::: Source records :::
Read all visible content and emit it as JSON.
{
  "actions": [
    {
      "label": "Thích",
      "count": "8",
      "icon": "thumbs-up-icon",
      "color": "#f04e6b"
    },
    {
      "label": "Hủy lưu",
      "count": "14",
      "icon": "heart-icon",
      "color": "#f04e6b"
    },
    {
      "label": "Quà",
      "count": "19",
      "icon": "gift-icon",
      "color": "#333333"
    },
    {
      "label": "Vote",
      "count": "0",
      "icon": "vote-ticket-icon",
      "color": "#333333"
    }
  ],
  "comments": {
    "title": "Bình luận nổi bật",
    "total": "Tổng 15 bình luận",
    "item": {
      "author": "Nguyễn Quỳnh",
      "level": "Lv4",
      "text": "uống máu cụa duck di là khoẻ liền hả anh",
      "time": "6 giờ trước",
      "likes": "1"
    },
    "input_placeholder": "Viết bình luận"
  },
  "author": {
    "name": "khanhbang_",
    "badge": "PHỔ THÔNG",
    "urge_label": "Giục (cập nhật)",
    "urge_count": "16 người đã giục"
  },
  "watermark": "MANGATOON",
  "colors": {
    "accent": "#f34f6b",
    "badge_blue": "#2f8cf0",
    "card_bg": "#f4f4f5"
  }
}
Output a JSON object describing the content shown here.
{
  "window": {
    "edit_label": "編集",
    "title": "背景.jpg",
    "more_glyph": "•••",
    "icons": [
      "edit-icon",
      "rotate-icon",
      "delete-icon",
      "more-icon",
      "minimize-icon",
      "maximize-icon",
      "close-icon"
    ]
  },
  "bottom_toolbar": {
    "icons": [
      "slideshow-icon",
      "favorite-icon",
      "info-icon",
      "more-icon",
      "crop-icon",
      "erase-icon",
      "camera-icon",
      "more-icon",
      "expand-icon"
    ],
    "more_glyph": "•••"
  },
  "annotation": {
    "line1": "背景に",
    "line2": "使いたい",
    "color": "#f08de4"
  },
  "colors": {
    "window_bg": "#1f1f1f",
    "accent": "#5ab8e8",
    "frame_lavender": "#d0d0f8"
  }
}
:::
## Description of the task
Each line of the material must be restated exactly.

## Correct answer
Read all visible content and emit it as JSON.
{
  "actions": [
    {
      "label": "Thích",
      "count": "8",
      "icon": "thumbs-up-icon",
      "color": "#f04e6b"
    },
    {
      "label": "Hủy lưu",
      "count": "14",
      "icon": "heart-icon",
      "color": "#f04e6b"
    },
    {
      "label": "Quà",
      "count": "19",
      "icon": "gift-icon",
      "color": "#333333"
    },
    {
      "label": "Vote",
      "count": "0",
      "icon": "vote-ticket-icon",
      "color": "#333333"
    }
  ],
  "comments": {
    "title": "Bình luận nổi bật",
    "total": "Tổng 15 bình luận",
    "item": {
      "author": "Nguyễn Quỳnh",
      "level": "Lv4",
      "text": "uống máu cụa duck di là khoẻ liền hả anh",
      "time": "6 giờ trước",
      "likes": "1"
    },
    "input_placeholder": "Viết bình luận"
  },
  "author": {
    "name": "khanhbang_",
    "badge": "PHỔ THÔNG",
    "urge_label": "Giục (cập nhật)",
    "urge_count": "16 người đã giục"
  },
  "watermark": "MANGATOON",
  "colors": {
    "accent": "#f34f6b",
    "badge_blue": "#2f8cf0",
    "card_bg": "#f4f4f5"
  }
}
Output a JSON object describing the content shown here.
{
  "window": {
    "edit_label": "編集",
    "title": "背景.jpg",
    "more_glyph": "•••",
    "icons": [
      "edit-icon",
      "rotate-icon",
      "delete-icon",
      "more-icon",
      "minimize-icon",
      "maximize-icon",
      "close-icon"
    ]
  },
  "bottom_toolbar": {
    "icons": [
      "slideshow-icon",
      "favorite-icon",
      "info-icon",
      "more-icon",
      "crop-icon",
      "erase-icon",
      "camera-icon",
      "more-icon",
      "expand-icon"
    ],
    "more_glyph": "•••"
  },
  "annotation": {
    "line1": "背景に",
    "line2": "使いたい",
    "color": "#f08de4"
  },
  "colors": {
    "window_bg": "#1f1f1f",
    "accent": "#5ab8e8",
    "frame_lavender": "#d0d0f8"
  }
}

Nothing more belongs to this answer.